[Records from a collection of figures]
────────────────────
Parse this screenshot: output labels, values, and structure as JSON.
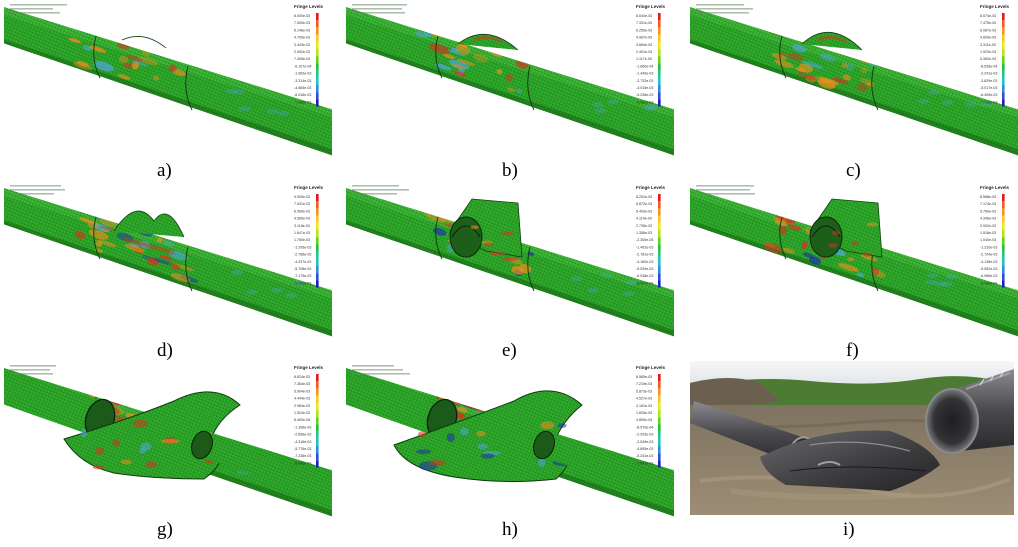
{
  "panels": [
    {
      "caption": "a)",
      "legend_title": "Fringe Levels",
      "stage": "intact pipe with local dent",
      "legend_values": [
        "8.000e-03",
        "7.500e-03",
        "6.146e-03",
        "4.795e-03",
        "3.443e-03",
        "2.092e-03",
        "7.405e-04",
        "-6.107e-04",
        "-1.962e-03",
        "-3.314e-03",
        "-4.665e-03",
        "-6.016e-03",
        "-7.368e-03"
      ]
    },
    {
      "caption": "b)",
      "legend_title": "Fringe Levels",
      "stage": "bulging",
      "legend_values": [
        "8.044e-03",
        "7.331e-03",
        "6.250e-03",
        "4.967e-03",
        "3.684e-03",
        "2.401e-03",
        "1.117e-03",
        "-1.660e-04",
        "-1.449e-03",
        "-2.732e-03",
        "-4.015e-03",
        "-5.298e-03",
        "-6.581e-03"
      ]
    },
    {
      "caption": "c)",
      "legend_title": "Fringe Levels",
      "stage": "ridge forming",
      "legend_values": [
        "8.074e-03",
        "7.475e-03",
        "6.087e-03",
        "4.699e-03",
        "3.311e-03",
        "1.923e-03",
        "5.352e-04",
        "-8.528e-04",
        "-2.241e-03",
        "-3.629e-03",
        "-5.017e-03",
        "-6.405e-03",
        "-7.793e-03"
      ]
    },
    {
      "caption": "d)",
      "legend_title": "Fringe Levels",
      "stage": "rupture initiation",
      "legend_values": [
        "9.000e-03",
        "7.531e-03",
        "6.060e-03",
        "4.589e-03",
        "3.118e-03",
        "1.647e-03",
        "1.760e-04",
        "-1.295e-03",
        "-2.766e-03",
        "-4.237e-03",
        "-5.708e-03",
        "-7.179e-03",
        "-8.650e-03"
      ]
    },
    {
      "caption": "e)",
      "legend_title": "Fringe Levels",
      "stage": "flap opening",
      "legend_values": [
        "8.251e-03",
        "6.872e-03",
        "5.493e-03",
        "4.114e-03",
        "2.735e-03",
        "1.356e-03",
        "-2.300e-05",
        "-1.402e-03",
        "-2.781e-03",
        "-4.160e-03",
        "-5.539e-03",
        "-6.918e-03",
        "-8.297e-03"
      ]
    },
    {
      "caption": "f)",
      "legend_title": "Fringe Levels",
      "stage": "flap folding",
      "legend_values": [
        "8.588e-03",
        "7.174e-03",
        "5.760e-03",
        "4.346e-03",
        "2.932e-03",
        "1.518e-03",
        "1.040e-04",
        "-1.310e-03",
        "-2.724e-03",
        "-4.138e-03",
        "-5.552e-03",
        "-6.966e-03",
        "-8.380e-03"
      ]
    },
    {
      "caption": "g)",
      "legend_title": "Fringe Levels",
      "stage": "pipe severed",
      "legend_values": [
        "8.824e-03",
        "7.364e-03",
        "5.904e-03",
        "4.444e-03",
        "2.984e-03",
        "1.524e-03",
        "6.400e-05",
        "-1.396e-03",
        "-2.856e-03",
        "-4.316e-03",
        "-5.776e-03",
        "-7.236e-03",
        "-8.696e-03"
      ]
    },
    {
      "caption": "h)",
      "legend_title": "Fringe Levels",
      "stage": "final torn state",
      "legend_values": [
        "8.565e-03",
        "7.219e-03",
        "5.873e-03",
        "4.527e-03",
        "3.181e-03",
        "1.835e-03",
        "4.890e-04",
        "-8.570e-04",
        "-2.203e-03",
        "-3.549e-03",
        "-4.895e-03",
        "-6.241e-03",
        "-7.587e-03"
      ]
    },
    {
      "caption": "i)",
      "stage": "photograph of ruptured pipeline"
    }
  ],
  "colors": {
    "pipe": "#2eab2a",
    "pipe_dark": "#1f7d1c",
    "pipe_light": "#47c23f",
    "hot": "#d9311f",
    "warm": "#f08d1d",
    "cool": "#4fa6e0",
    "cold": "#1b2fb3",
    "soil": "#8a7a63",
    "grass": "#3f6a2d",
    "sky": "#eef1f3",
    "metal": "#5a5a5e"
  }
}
────────────────────
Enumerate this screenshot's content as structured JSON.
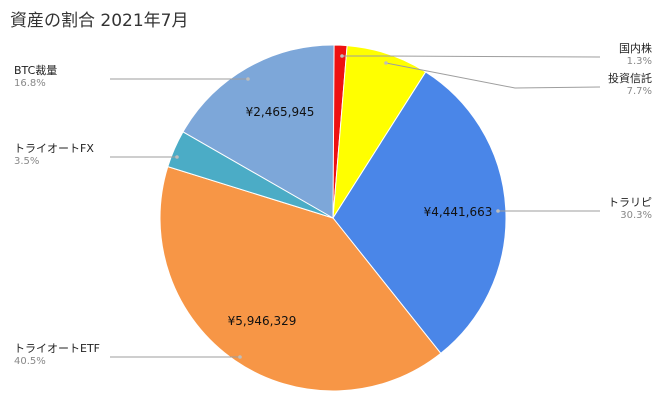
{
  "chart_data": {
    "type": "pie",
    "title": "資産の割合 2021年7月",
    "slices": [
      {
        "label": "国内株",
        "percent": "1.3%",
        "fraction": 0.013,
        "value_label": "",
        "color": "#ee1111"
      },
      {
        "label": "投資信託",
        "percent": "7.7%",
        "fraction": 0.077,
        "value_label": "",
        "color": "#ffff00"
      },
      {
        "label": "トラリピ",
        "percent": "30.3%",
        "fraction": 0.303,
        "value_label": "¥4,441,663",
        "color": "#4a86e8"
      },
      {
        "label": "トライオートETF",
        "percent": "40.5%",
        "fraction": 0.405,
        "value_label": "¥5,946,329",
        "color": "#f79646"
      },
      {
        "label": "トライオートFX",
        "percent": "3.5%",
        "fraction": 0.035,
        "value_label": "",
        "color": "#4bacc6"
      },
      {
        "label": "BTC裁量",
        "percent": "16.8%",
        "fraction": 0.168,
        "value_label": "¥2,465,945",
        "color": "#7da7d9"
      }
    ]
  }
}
────────────────────
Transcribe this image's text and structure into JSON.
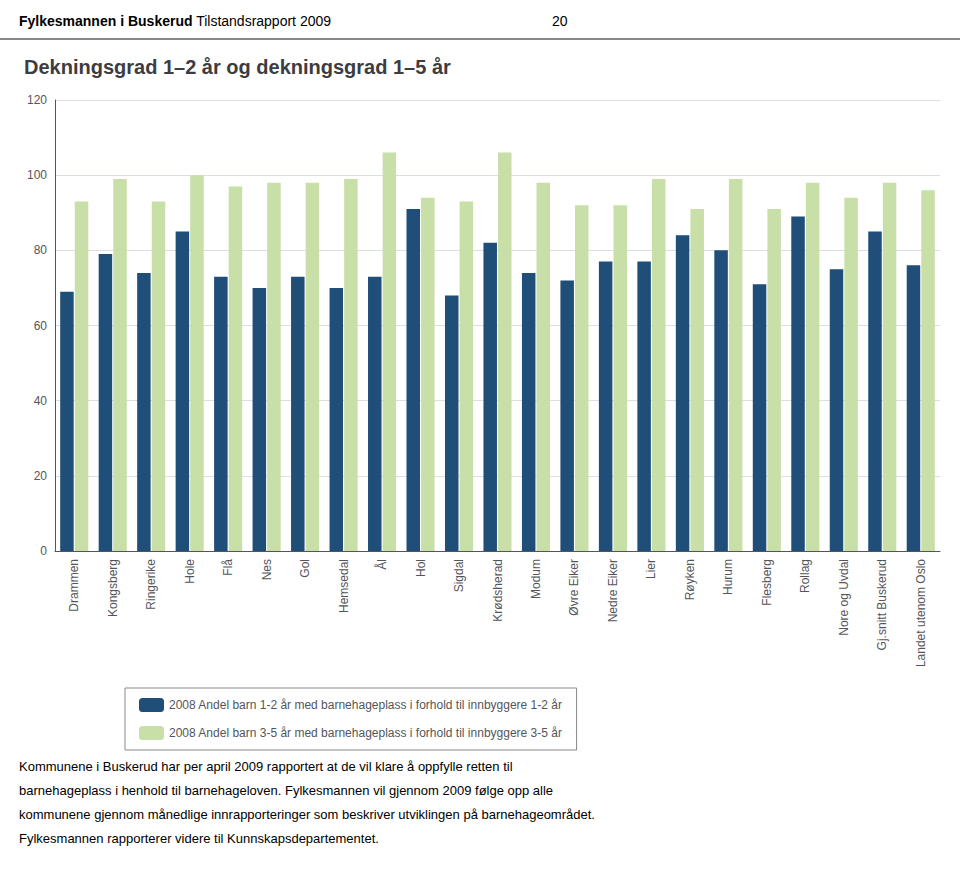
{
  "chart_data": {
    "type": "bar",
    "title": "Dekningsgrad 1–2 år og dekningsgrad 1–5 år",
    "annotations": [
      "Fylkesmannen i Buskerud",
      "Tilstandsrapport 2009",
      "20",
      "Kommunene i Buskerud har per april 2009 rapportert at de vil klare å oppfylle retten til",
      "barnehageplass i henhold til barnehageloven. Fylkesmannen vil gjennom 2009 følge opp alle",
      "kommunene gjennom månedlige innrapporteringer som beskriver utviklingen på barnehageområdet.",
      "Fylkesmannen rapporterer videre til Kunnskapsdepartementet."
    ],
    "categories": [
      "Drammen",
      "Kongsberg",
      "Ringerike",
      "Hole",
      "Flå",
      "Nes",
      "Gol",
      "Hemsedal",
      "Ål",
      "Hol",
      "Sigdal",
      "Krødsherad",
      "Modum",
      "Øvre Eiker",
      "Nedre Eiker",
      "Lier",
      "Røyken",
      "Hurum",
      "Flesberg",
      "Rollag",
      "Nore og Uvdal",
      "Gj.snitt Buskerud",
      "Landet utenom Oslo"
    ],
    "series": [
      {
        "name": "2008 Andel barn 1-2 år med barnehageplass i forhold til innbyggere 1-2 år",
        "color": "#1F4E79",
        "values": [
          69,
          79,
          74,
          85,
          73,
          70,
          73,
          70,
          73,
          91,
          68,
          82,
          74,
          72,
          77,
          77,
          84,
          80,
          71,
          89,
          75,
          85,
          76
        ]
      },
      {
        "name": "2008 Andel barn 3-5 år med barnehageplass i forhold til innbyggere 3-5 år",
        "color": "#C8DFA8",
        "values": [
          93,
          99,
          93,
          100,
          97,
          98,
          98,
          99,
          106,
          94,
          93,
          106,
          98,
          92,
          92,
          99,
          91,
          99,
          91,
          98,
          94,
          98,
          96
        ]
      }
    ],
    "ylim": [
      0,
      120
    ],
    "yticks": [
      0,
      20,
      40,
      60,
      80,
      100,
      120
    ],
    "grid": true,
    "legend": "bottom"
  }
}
────────────────────
● TO DO: Copy every line of the data that holds the string "flap".

● TASK SOLUTION:
      "stage": "flap opening",
      "stage": "flap folding",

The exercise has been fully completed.